## TO BE DONE:
Repeat everything in the material exactly.

## THE DATA:
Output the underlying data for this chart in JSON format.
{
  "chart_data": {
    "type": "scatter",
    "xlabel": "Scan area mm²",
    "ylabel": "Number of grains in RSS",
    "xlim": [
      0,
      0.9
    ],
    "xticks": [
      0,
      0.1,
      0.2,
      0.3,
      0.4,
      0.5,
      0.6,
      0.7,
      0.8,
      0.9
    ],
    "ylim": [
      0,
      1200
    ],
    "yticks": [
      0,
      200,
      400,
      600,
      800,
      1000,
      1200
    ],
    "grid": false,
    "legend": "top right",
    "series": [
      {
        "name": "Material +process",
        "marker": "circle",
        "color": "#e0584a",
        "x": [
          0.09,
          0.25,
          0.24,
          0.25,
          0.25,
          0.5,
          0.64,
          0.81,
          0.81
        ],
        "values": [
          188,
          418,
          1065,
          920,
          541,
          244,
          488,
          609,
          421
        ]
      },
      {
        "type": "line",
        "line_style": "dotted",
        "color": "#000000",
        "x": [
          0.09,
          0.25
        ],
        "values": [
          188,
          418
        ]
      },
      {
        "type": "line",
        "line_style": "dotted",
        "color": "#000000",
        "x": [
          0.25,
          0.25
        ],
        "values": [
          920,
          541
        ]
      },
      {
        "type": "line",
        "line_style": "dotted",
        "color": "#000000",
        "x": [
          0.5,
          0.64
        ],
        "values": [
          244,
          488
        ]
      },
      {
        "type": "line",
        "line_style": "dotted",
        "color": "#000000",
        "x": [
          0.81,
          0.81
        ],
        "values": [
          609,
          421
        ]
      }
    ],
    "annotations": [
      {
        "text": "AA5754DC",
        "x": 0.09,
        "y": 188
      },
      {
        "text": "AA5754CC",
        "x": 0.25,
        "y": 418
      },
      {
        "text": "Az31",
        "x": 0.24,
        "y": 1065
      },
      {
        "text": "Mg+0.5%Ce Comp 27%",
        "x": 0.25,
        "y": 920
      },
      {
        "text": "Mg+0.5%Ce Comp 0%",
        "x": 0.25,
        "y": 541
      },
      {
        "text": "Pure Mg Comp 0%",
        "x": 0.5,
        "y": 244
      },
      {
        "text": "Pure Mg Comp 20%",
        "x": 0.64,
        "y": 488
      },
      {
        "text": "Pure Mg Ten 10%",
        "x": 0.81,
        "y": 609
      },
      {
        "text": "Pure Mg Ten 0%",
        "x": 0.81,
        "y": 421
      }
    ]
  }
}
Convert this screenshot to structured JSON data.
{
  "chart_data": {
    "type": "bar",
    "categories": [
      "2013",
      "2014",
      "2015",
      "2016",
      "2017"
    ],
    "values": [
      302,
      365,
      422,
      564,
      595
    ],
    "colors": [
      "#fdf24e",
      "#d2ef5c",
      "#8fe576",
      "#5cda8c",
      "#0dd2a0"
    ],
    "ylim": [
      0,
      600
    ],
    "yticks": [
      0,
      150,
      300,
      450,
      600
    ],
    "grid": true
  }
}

## ANSWER IN FULL:
Output the underlying data for this chart in JSON format.
{
  "chart_data": {
    "type": "scatter",
    "xlabel": "Scan area mm²",
    "ylabel": "Number of grains in RSS",
    "xlim": [
      0,
      0.9
    ],
    "xticks": [
      0,
      0.1,
      0.2,
      0.3,
      0.4,
      0.5,
      0.6,
      0.7,
      0.8,
      0.9
    ],
    "ylim": [
      0,
      1200
    ],
    "yticks": [
      0,
      200,
      400,
      600,
      800,
      1000,
      1200
    ],
    "grid": false,
    "legend": "top right",
    "series": [
      {
        "name": "Material +process",
        "marker": "circle",
        "color": "#e0584a",
        "x": [
          0.09,
          0.25,
          0.24,
          0.25,
          0.25,
          0.5,
          0.64,
          0.81,
          0.81
        ],
        "values": [
          188,
          418,
          1065,
          920,
          541,
          244,
          488,
          609,
          421
        ]
      },
      {
        "type": "line",
        "line_style": "dotted",
        "color": "#000000",
        "x": [
          0.09,
          0.25
        ],
        "values": [
          188,
          418
        ]
      },
      {
        "type": "line",
        "line_style": "dotted",
        "color": "#000000",
        "x": [
          0.25,
          0.25
        ],
        "values": [
          920,
          541
        ]
      },
      {
        "type": "line",
        "line_style": "dotted",
        "color": "#000000",
        "x": [
          0.5,
          0.64
        ],
        "values": [
          244,
          488
        ]
      },
      {
        "type": "line",
        "line_style": "dotted",
        "color": "#000000",
        "x": [
          0.81,
          0.81
        ],
        "values": [
          609,
          421
        ]
      }
    ],
    "annotations": [
      {
        "text": "AA5754DC",
        "x": 0.09,
        "y": 188
      },
      {
        "text": "AA5754CC",
        "x": 0.25,
        "y": 418
      },
      {
        "text": "Az31",
        "x": 0.24,
        "y": 1065
      },
      {
        "text": "Mg+0.5%Ce Comp 27%",
        "x": 0.25,
        "y": 920
      },
      {
        "text": "Mg+0.5%Ce Comp 0%",
        "x": 0.25,
        "y": 541
      },
      {
        "text": "Pure Mg Comp 0%",
        "x": 0.5,
        "y": 244
      },
      {
        "text": "Pure Mg Comp 20%",
        "x": 0.64,
        "y": 488
      },
      {
        "text": "Pure Mg Ten 10%",
        "x": 0.81,
        "y": 609
      },
      {
        "text": "Pure Mg Ten 0%",
        "x": 0.81,
        "y": 421
      }
    ]
  }
}
Convert this screenshot to structured JSON data.
{
  "chart_data": {
    "type": "bar",
    "categories": [
      "2013",
      "2014",
      "2015",
      "2016",
      "2017"
    ],
    "values": [
      302,
      365,
      422,
      564,
      595
    ],
    "colors": [
      "#fdf24e",
      "#d2ef5c",
      "#8fe576",
      "#5cda8c",
      "#0dd2a0"
    ],
    "ylim": [
      0,
      600
    ],
    "yticks": [
      0,
      150,
      300,
      450,
      600
    ],
    "grid": true
  }
}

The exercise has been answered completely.